[Source records]
** begin **
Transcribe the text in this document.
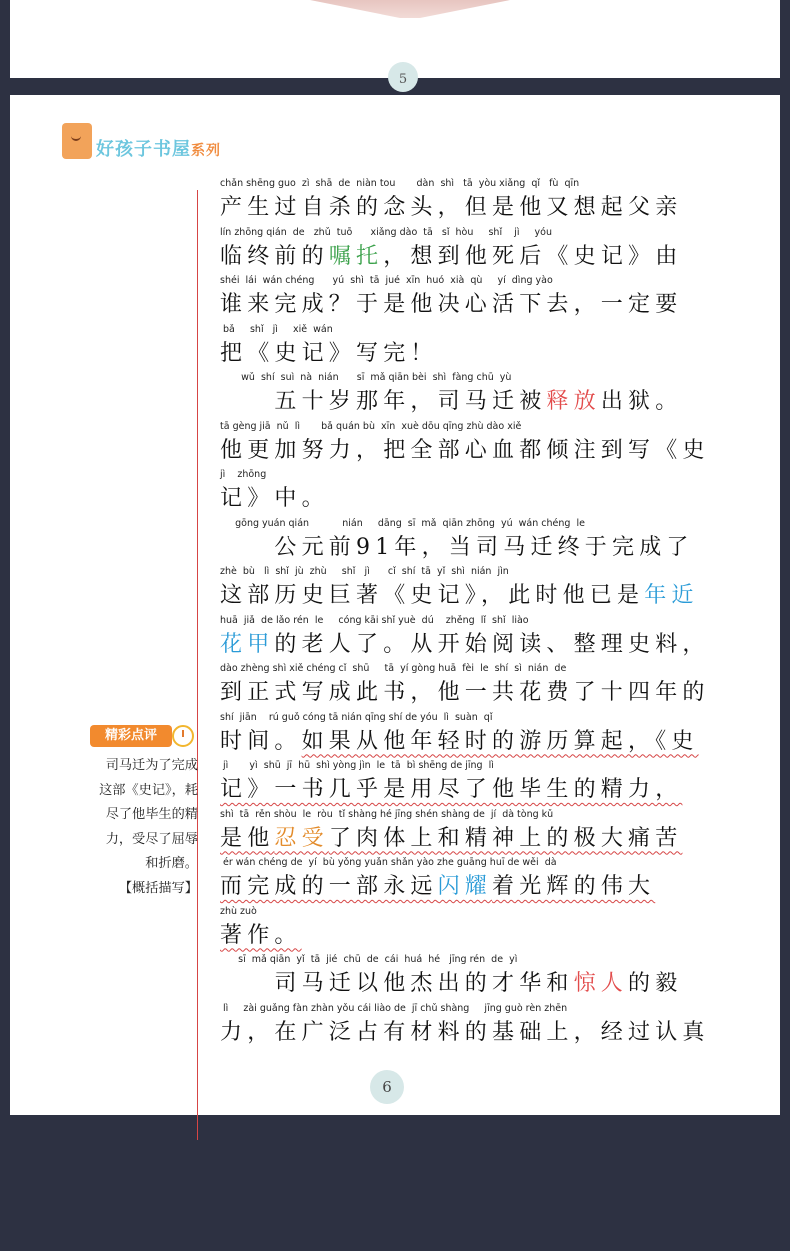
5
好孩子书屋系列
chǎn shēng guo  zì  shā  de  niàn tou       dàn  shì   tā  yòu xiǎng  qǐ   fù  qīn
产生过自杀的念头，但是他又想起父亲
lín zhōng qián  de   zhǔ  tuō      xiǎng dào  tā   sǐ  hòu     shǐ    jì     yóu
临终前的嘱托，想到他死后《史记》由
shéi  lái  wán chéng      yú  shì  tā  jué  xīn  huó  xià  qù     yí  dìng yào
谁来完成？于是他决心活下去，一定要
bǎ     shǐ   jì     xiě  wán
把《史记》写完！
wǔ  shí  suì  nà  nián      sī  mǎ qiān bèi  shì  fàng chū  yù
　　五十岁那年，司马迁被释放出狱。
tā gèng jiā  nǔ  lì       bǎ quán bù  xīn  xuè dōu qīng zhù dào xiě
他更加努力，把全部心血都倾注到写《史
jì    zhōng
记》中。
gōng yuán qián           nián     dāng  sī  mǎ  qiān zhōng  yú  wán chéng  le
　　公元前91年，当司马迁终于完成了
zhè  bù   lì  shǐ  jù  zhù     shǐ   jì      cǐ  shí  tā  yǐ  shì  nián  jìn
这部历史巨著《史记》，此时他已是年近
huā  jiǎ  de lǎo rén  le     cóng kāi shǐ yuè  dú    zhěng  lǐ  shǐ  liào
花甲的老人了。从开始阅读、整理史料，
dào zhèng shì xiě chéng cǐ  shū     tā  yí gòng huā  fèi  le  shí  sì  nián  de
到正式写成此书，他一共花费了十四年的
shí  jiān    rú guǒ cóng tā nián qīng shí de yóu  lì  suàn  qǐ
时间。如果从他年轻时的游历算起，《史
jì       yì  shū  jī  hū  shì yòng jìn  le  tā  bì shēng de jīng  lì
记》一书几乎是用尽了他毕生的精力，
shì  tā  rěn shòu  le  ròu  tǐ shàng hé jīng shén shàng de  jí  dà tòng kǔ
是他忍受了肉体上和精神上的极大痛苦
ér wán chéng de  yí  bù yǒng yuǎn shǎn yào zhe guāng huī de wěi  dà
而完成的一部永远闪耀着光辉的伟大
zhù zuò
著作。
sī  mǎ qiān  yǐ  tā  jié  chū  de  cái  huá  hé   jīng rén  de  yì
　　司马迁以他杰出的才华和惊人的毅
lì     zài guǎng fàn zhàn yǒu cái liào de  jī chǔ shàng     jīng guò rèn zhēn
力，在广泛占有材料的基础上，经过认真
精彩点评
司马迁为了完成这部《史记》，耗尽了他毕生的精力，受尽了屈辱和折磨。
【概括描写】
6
** end **
** begin **
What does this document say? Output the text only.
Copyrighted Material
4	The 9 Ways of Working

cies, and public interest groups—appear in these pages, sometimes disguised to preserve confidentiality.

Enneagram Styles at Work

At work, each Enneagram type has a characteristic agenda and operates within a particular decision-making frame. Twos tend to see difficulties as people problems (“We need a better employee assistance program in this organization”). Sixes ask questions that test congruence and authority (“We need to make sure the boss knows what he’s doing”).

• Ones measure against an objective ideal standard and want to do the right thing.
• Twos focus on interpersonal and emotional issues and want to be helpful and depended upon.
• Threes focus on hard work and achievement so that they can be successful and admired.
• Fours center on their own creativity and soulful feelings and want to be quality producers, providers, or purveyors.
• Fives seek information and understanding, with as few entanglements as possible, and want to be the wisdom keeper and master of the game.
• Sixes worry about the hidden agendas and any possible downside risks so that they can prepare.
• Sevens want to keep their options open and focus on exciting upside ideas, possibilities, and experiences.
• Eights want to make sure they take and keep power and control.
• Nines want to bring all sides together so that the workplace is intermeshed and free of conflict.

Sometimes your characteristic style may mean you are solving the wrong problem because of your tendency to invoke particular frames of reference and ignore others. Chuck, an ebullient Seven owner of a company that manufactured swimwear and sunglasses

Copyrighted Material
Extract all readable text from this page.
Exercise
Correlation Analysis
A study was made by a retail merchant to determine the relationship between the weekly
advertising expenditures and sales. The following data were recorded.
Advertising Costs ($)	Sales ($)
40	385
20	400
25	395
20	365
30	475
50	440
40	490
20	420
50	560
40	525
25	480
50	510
** end **
Instructions for the task
Each line in the listing above either holds the string "shàng" or does not; state how many do, giving the number only.

Task answer
2